Source records
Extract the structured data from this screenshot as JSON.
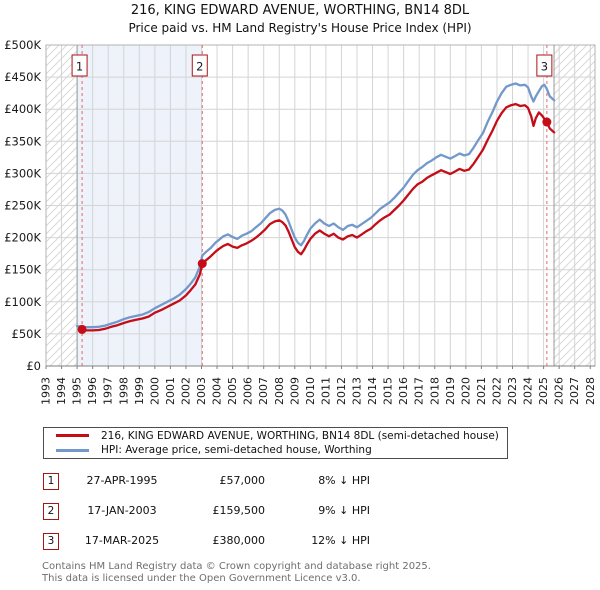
{
  "title": "216, KING EDWARD AVENUE, WORTHING, BN14 8DL",
  "subtitle": "Price paid vs. HM Land Registry's House Price Index (HPI)",
  "colors": {
    "price_line": "#c40d17",
    "hpi_line": "#7298cc",
    "sale_marker": "#c40d17",
    "dashed_line": "#e06b6b",
    "owned_fill": "#edf2fb",
    "grid": "#d4d4d4",
    "hatch": "#d9d9d9",
    "plot_border": "#b3b3b3",
    "axis_line": "#808080",
    "data_bound_line": "#999999",
    "box_border": "#a81515"
  },
  "chart_data": {
    "type": "line",
    "xlim": [
      1993,
      2028.3
    ],
    "ylim": [
      0,
      500000
    ],
    "grid": true,
    "x_axis": {
      "tick_years": [
        1993,
        1994,
        1995,
        1996,
        1997,
        1998,
        1999,
        2000,
        2001,
        2002,
        2003,
        2004,
        2005,
        2006,
        2007,
        2008,
        2009,
        2010,
        2011,
        2012,
        2013,
        2014,
        2015,
        2016,
        2017,
        2018,
        2019,
        2020,
        2021,
        2022,
        2023,
        2024,
        2025,
        2026,
        2027,
        2028
      ]
    },
    "y_axis": {
      "tick_values_k": [
        0,
        50,
        100,
        150,
        200,
        250,
        300,
        350,
        400,
        450,
        500
      ],
      "tick_labels": [
        "£0",
        "£50K",
        "£100K",
        "£150K",
        "£200K",
        "£250K",
        "£300K",
        "£350K",
        "£400K",
        "£450K",
        "£500K"
      ]
    },
    "hpi_data_start_year": 1995.0,
    "data_end_year": 2025.67,
    "shaded_ownership_region": [
      1995.0,
      2003.05
    ],
    "hatched_regions": [
      [
        1993,
        1995.0
      ],
      [
        2025.67,
        2028.3
      ]
    ],
    "series": [
      {
        "name": "HPI: Average price, semi-detached house, Worthing",
        "color_key": "hpi_line",
        "points_year_priceK": [
          [
            1995.0,
            62
          ],
          [
            1995.32,
            61.5
          ],
          [
            1995.6,
            60.5
          ],
          [
            1996.0,
            60.5
          ],
          [
            1996.4,
            61
          ],
          [
            1996.8,
            63
          ],
          [
            1997.2,
            66
          ],
          [
            1997.6,
            69
          ],
          [
            1998.0,
            73
          ],
          [
            1998.4,
            76
          ],
          [
            1998.8,
            78
          ],
          [
            1999.2,
            80
          ],
          [
            1999.6,
            84
          ],
          [
            2000.0,
            90
          ],
          [
            2000.4,
            95
          ],
          [
            2000.8,
            100
          ],
          [
            2001.2,
            105
          ],
          [
            2001.6,
            111
          ],
          [
            2002.0,
            120
          ],
          [
            2002.3,
            128
          ],
          [
            2002.6,
            138
          ],
          [
            2002.9,
            155
          ],
          [
            2003.05,
            172
          ],
          [
            2003.3,
            178
          ],
          [
            2003.6,
            184
          ],
          [
            2003.9,
            192
          ],
          [
            2004.1,
            196
          ],
          [
            2004.4,
            202
          ],
          [
            2004.7,
            205
          ],
          [
            2005.0,
            201
          ],
          [
            2005.3,
            198
          ],
          [
            2005.6,
            203
          ],
          [
            2005.9,
            206
          ],
          [
            2006.2,
            210
          ],
          [
            2006.5,
            216
          ],
          [
            2006.8,
            222
          ],
          [
            2007.1,
            230
          ],
          [
            2007.4,
            238
          ],
          [
            2007.7,
            243
          ],
          [
            2008.0,
            245
          ],
          [
            2008.2,
            242
          ],
          [
            2008.4,
            236
          ],
          [
            2008.6,
            225
          ],
          [
            2008.8,
            212
          ],
          [
            2009.0,
            200
          ],
          [
            2009.2,
            192
          ],
          [
            2009.4,
            188
          ],
          [
            2009.6,
            195
          ],
          [
            2009.8,
            205
          ],
          [
            2010.0,
            214
          ],
          [
            2010.3,
            222
          ],
          [
            2010.6,
            228
          ],
          [
            2010.9,
            222
          ],
          [
            2011.2,
            218
          ],
          [
            2011.5,
            222
          ],
          [
            2011.8,
            216
          ],
          [
            2012.1,
            212
          ],
          [
            2012.4,
            218
          ],
          [
            2012.7,
            220
          ],
          [
            2013.0,
            216
          ],
          [
            2013.3,
            221
          ],
          [
            2013.6,
            226
          ],
          [
            2013.9,
            231
          ],
          [
            2014.2,
            238
          ],
          [
            2014.5,
            245
          ],
          [
            2014.8,
            250
          ],
          [
            2015.1,
            255
          ],
          [
            2015.4,
            262
          ],
          [
            2015.7,
            270
          ],
          [
            2016.0,
            278
          ],
          [
            2016.3,
            288
          ],
          [
            2016.6,
            298
          ],
          [
            2016.9,
            305
          ],
          [
            2017.2,
            310
          ],
          [
            2017.5,
            316
          ],
          [
            2017.8,
            320
          ],
          [
            2018.1,
            325
          ],
          [
            2018.4,
            329
          ],
          [
            2018.7,
            326
          ],
          [
            2019.0,
            323
          ],
          [
            2019.3,
            327
          ],
          [
            2019.6,
            331
          ],
          [
            2019.9,
            328
          ],
          [
            2020.2,
            330
          ],
          [
            2020.5,
            340
          ],
          [
            2020.8,
            352
          ],
          [
            2021.1,
            363
          ],
          [
            2021.4,
            380
          ],
          [
            2021.7,
            395
          ],
          [
            2022.0,
            412
          ],
          [
            2022.3,
            425
          ],
          [
            2022.6,
            435
          ],
          [
            2022.9,
            438
          ],
          [
            2023.2,
            440
          ],
          [
            2023.5,
            437
          ],
          [
            2023.8,
            438
          ],
          [
            2024.0,
            434
          ],
          [
            2024.2,
            420
          ],
          [
            2024.35,
            412
          ],
          [
            2024.5,
            420
          ],
          [
            2024.7,
            428
          ],
          [
            2024.9,
            436
          ],
          [
            2025.05,
            438
          ],
          [
            2025.2,
            432
          ],
          [
            2025.4,
            420
          ],
          [
            2025.67,
            414
          ]
        ]
      },
      {
        "name": "216, KING EDWARD AVENUE, WORTHING, BN14 8DL (semi-detached house)",
        "color_key": "price_line",
        "points_year_priceK": [
          [
            1995.32,
            57
          ],
          [
            1995.6,
            55.5
          ],
          [
            1996.0,
            55.5
          ],
          [
            1996.4,
            56
          ],
          [
            1996.8,
            58
          ],
          [
            1997.2,
            61
          ],
          [
            1997.6,
            63.5
          ],
          [
            1998.0,
            67
          ],
          [
            1998.4,
            70
          ],
          [
            1998.8,
            72
          ],
          [
            1999.2,
            74
          ],
          [
            1999.6,
            77
          ],
          [
            2000.0,
            83
          ],
          [
            2000.4,
            87
          ],
          [
            2000.8,
            92
          ],
          [
            2001.2,
            97
          ],
          [
            2001.6,
            102
          ],
          [
            2002.0,
            110
          ],
          [
            2002.3,
            118
          ],
          [
            2002.6,
            127
          ],
          [
            2002.9,
            143
          ],
          [
            2003.05,
            159.5
          ],
          [
            2003.3,
            165
          ],
          [
            2003.6,
            171
          ],
          [
            2003.9,
            178
          ],
          [
            2004.1,
            182
          ],
          [
            2004.4,
            187
          ],
          [
            2004.7,
            190
          ],
          [
            2005.0,
            186
          ],
          [
            2005.3,
            184
          ],
          [
            2005.6,
            188
          ],
          [
            2005.9,
            191
          ],
          [
            2006.2,
            195
          ],
          [
            2006.5,
            200
          ],
          [
            2006.8,
            206
          ],
          [
            2007.1,
            213
          ],
          [
            2007.4,
            221
          ],
          [
            2007.7,
            225
          ],
          [
            2008.0,
            227
          ],
          [
            2008.2,
            224
          ],
          [
            2008.4,
            219
          ],
          [
            2008.6,
            209
          ],
          [
            2008.8,
            197
          ],
          [
            2009.0,
            185
          ],
          [
            2009.2,
            178
          ],
          [
            2009.4,
            174
          ],
          [
            2009.6,
            181
          ],
          [
            2009.8,
            190
          ],
          [
            2010.0,
            198
          ],
          [
            2010.3,
            206
          ],
          [
            2010.6,
            211
          ],
          [
            2010.9,
            206
          ],
          [
            2011.2,
            202
          ],
          [
            2011.5,
            206
          ],
          [
            2011.8,
            200
          ],
          [
            2012.1,
            197
          ],
          [
            2012.4,
            202
          ],
          [
            2012.7,
            204
          ],
          [
            2013.0,
            200
          ],
          [
            2013.3,
            205
          ],
          [
            2013.6,
            210
          ],
          [
            2013.9,
            214
          ],
          [
            2014.2,
            221
          ],
          [
            2014.5,
            227
          ],
          [
            2014.8,
            232
          ],
          [
            2015.1,
            236
          ],
          [
            2015.4,
            243
          ],
          [
            2015.7,
            250
          ],
          [
            2016.0,
            258
          ],
          [
            2016.3,
            267
          ],
          [
            2016.6,
            276
          ],
          [
            2016.9,
            283
          ],
          [
            2017.2,
            287
          ],
          [
            2017.5,
            293
          ],
          [
            2017.8,
            297
          ],
          [
            2018.1,
            301
          ],
          [
            2018.4,
            305
          ],
          [
            2018.7,
            302
          ],
          [
            2019.0,
            299
          ],
          [
            2019.3,
            303
          ],
          [
            2019.6,
            307
          ],
          [
            2019.9,
            304
          ],
          [
            2020.2,
            306
          ],
          [
            2020.5,
            315
          ],
          [
            2020.8,
            326
          ],
          [
            2021.1,
            337
          ],
          [
            2021.4,
            352
          ],
          [
            2021.7,
            366
          ],
          [
            2022.0,
            382
          ],
          [
            2022.3,
            394
          ],
          [
            2022.6,
            403
          ],
          [
            2022.9,
            406
          ],
          [
            2023.2,
            408
          ],
          [
            2023.5,
            405
          ],
          [
            2023.8,
            406
          ],
          [
            2024.0,
            402
          ],
          [
            2024.2,
            389
          ],
          [
            2024.35,
            374
          ],
          [
            2024.5,
            386
          ],
          [
            2024.7,
            395
          ],
          [
            2024.9,
            390
          ],
          [
            2025.05,
            385
          ],
          [
            2025.2,
            380
          ],
          [
            2025.4,
            370
          ],
          [
            2025.67,
            364
          ]
        ]
      }
    ],
    "sales": [
      {
        "num": "1",
        "year": 1995.32,
        "priceK": 57
      },
      {
        "num": "2",
        "year": 2003.05,
        "priceK": 159.5
      },
      {
        "num": "3",
        "year": 2025.21,
        "priceK": 380
      }
    ]
  },
  "legend": {
    "items": [
      {
        "label": "216, KING EDWARD AVENUE, WORTHING, BN14 8DL (semi-detached house)",
        "color_key": "price_line"
      },
      {
        "label": "HPI: Average price, semi-detached house, Worthing",
        "color_key": "hpi_line"
      }
    ]
  },
  "table": {
    "rows": [
      {
        "num": "1",
        "date": "27-APR-1995",
        "price": "£57,000",
        "delta": "8% ↓ HPI"
      },
      {
        "num": "2",
        "date": "17-JAN-2003",
        "price": "£159,500",
        "delta": "9% ↓ HPI"
      },
      {
        "num": "3",
        "date": "17-MAR-2025",
        "price": "£380,000",
        "delta": "12% ↓ HPI"
      }
    ]
  },
  "footer": {
    "line1": "Contains HM Land Registry data © Crown copyright and database right 2025.",
    "line2": "This data is licensed under the Open Government Licence v3.0."
  }
}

* _STATED PROBLEM_
Gather each line in the data that holds the string "EDWARD".

* _EXERCISE ANSWER_
  "title": "216, KING EDWARD AVENUE, WORTHING, BN14 8DL",
        "name": "216, KING EDWARD AVENUE, WORTHING, BN14 8DL (semi-detached house)",
        "label": "216, KING EDWARD AVENUE, WORTHING, BN14 8DL (semi-detached house)",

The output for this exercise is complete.